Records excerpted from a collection
========================================

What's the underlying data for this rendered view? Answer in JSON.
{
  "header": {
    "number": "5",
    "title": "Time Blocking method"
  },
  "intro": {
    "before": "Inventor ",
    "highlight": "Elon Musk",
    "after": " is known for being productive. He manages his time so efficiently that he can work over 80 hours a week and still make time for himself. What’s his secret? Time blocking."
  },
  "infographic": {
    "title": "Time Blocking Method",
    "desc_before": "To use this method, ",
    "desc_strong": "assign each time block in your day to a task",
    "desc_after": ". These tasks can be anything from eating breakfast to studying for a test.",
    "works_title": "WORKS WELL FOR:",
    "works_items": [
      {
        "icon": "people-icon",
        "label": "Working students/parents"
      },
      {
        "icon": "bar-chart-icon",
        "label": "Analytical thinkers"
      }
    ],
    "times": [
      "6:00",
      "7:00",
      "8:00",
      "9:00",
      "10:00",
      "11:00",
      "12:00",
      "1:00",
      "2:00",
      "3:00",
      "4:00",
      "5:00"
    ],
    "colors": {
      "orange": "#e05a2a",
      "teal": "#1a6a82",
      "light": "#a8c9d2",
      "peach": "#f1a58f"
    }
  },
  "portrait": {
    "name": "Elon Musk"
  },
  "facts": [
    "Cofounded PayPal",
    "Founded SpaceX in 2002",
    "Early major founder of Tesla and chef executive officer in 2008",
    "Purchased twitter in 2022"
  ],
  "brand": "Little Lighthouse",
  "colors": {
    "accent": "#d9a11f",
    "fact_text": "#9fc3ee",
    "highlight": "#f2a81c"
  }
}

========================================

Write out every entry above, word for word.

What's the underlying data for this rendered view? Answer in JSON.
{
  "header": {
    "number": "5",
    "title": "Time Blocking method"
  },
  "intro": {
    "before": "Inventor ",
    "highlight": "Elon Musk",
    "after": " is known for being productive. He manages his time so efficiently that he can work over 80 hours a week and still make time for himself. What’s his secret? Time blocking."
  },
  "infographic": {
    "title": "Time Blocking Method",
    "desc_before": "To use this method, ",
    "desc_strong": "assign each time block in your day to a task",
    "desc_after": ". These tasks can be anything from eating breakfast to studying for a test.",
    "works_title": "WORKS WELL FOR:",
    "works_items": [
      {
        "icon": "people-icon",
        "label": "Working students/parents"
      },
      {
        "icon": "bar-chart-icon",
        "label": "Analytical thinkers"
      }
    ],
    "times": [
      "6:00",
      "7:00",
      "8:00",
      "9:00",
      "10:00",
      "11:00",
      "12:00",
      "1:00",
      "2:00",
      "3:00",
      "4:00",
      "5:00"
    ],
    "colors": {
      "orange": "#e05a2a",
      "teal": "#1a6a82",
      "light": "#a8c9d2",
      "peach": "#f1a58f"
    }
  },
  "portrait": {
    "name": "Elon Musk"
  },
  "facts": [
    "Cofounded PayPal",
    "Founded SpaceX in 2002",
    "Early major founder of Tesla and chef executive officer in 2008",
    "Purchased twitter in 2022"
  ],
  "brand": "Little Lighthouse",
  "colors": {
    "accent": "#d9a11f",
    "fact_text": "#9fc3ee",
    "highlight": "#f2a81c"
  }
}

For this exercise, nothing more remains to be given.